#### GIVEN PROBLEM:
Output each line of the listing below as a numbered list, skipping any blank lines.
----------
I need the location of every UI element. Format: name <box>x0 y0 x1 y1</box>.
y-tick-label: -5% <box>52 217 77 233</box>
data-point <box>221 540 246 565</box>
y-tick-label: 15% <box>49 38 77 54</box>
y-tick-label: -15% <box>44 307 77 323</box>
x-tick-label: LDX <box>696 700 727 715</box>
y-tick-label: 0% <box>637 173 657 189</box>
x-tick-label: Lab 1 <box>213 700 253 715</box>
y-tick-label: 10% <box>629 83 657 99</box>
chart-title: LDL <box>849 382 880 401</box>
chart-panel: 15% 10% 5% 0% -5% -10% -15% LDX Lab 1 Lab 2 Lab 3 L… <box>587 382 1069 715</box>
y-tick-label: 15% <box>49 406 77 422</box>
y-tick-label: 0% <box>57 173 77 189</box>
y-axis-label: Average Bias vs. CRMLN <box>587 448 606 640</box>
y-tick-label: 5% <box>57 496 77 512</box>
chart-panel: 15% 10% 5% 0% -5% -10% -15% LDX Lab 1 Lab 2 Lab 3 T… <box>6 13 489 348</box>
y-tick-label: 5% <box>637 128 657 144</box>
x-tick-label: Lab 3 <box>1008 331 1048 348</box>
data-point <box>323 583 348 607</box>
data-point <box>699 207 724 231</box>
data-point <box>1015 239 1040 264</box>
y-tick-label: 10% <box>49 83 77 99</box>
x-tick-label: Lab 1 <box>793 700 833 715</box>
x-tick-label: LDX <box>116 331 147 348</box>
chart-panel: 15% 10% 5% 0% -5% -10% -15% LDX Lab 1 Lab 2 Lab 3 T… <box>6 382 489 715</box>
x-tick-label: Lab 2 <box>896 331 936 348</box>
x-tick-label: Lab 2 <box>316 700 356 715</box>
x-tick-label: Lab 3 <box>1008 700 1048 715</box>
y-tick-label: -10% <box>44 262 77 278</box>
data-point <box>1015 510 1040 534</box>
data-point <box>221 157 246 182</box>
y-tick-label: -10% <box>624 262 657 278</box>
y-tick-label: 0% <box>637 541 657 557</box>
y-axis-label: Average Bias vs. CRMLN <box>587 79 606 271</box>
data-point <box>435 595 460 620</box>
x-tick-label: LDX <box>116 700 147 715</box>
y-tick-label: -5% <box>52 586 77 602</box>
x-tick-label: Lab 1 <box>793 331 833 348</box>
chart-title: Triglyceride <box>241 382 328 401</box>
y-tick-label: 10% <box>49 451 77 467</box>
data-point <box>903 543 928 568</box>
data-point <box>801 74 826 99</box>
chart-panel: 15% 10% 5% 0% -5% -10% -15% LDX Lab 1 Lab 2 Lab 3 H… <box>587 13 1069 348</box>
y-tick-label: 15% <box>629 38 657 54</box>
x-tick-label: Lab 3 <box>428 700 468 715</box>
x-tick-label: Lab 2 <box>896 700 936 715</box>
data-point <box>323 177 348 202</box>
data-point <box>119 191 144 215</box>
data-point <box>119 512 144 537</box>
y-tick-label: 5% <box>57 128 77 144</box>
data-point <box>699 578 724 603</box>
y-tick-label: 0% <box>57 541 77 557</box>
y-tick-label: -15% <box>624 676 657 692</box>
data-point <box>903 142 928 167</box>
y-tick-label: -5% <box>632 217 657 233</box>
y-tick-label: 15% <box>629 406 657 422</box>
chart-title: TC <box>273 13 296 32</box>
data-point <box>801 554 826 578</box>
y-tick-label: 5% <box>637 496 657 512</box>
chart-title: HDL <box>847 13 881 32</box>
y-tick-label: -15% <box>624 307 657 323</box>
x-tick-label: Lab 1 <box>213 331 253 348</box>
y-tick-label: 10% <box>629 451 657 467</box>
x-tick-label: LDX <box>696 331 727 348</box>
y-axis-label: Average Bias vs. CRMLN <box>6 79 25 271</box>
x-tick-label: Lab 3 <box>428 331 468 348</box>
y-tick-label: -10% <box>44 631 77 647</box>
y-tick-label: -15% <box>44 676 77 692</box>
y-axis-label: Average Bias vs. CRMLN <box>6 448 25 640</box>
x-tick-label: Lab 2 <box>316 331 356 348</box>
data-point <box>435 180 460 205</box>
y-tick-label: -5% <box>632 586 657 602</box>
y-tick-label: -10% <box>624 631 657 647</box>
----------
#### SOLUTION:
1. I need the location of every UI element. Format: name <box>x0 y0 x1 y1</box>.
2. y-tick-label: -5% <box>52 217 77 233</box>
3. data-point <box>221 540 246 565</box>
4. y-tick-label: 15% <box>49 38 77 54</box>
5. y-tick-label: -15% <box>44 307 77 323</box>
6. x-tick-label: LDX <box>696 700 727 715</box>
7. y-tick-label: 0% <box>637 173 657 189</box>
8. x-tick-label: Lab 1 <box>213 700 253 715</box>
9. y-tick-label: 10% <box>629 83 657 99</box>
10. chart-title: LDL <box>849 382 880 401</box>
11. chart-panel: 15% 10% 5% 0% -5% -10% -15% LDX Lab 1 Lab 2 Lab 3 L… <box>587 382 1069 715</box>
12. y-tick-label: 15% <box>49 406 77 422</box>
13. y-tick-label: 0% <box>57 173 77 189</box>
14. y-axis-label: Average Bias vs. CRMLN <box>587 448 606 640</box>
15. y-tick-label: 5% <box>57 496 77 512</box>
16. chart-panel: 15% 10% 5% 0% -5% -10% -15% LDX Lab 1 Lab 2 Lab 3 T… <box>6 13 489 348</box>
17. y-tick-label: 5% <box>637 128 657 144</box>
18. x-tick-label: Lab 3 <box>1008 331 1048 348</box>
19. data-point <box>323 583 348 607</box>
20. data-point <box>699 207 724 231</box>
21. data-point <box>1015 239 1040 264</box>
22. y-tick-label: 10% <box>49 83 77 99</box>
23. x-tick-label: Lab 1 <box>793 700 833 715</box>
24. x-tick-label: LDX <box>116 331 147 348</box>
25. chart-panel: 15% 10% 5% 0% -5% -10% -15% LDX Lab 1 Lab 2 Lab 3 T… <box>6 382 489 715</box>
26. x-tick-label: Lab 2 <box>896 331 936 348</box>
27. x-tick-label: Lab 2 <box>316 700 356 715</box>
28. x-tick-label: Lab 3 <box>1008 700 1048 715</box>
29. y-tick-label: -10% <box>44 262 77 278</box>
30. data-point <box>1015 510 1040 534</box>
31. data-point <box>221 157 246 182</box>
32. y-tick-label: -10% <box>624 262 657 278</box>
33. y-tick-label: 0% <box>637 541 657 557</box>
34. y-axis-label: Average Bias vs. CRMLN <box>587 79 606 271</box>
35. data-point <box>435 595 460 620</box>
36. x-tick-label: LDX <box>116 700 147 715</box>
37. y-tick-label: -5% <box>52 586 77 602</box>
38. x-tick-label: Lab 1 <box>793 331 833 348</box>
39. chart-title: Triglyceride <box>241 382 328 401</box>
40. y-tick-label: 10% <box>49 451 77 467</box>
41. data-point <box>903 543 928 568</box>
42. data-point <box>801 74 826 99</box>
43. chart-panel: 15% 10% 5% 0% -5% -10% -15% LDX Lab 1 Lab 2 Lab 3 H… <box>587 13 1069 348</box>
44. y-tick-label: 15% <box>629 38 657 54</box>
45. x-tick-label: Lab 3 <box>428 700 468 715</box>
46. x-tick-label: Lab 2 <box>896 700 936 715</box>
47. data-point <box>323 177 348 202</box>
48. data-point <box>119 191 144 215</box>
49. data-point <box>119 512 144 537</box>
50. y-tick-label: 5% <box>57 128 77 144</box>
51. data-point <box>699 578 724 603</box>
52. y-tick-label: 0% <box>57 541 77 557</box>
53. y-tick-label: -15% <box>624 676 657 692</box>
54. data-point <box>903 142 928 167</box>
55. y-tick-label: -5% <box>632 217 657 233</box>
56. y-tick-label: 15% <box>629 406 657 422</box>
57. chart-title: TC <box>273 13 296 32</box>
58. data-point <box>801 554 826 578</box>
59. y-tick-label: 5% <box>637 496 657 512</box>
60. chart-title: HDL <box>847 13 881 32</box>
61. y-tick-label: -15% <box>624 307 657 323</box>
62. x-tick-label: Lab 1 <box>213 331 253 348</box>
63. y-tick-label: 10% <box>629 451 657 467</box>
64. x-tick-label: LDX <box>696 331 727 348</box>
65. y-axis-label: Average Bias vs. CRMLN <box>6 79 25 271</box>
66. x-tick-label: Lab 3 <box>428 331 468 348</box>
67. y-tick-label: -10% <box>44 631 77 647</box>
68. y-tick-label: -15% <box>44 676 77 692</box>
69. y-axis-label: Average Bias vs. CRMLN <box>6 448 25 640</box>
70. x-tick-label: Lab 2 <box>316 331 356 348</box>
71. data-point <box>435 180 460 205</box>
72. y-tick-label: -5% <box>632 586 657 602</box>
73. y-tick-label: -10% <box>624 631 657 647</box>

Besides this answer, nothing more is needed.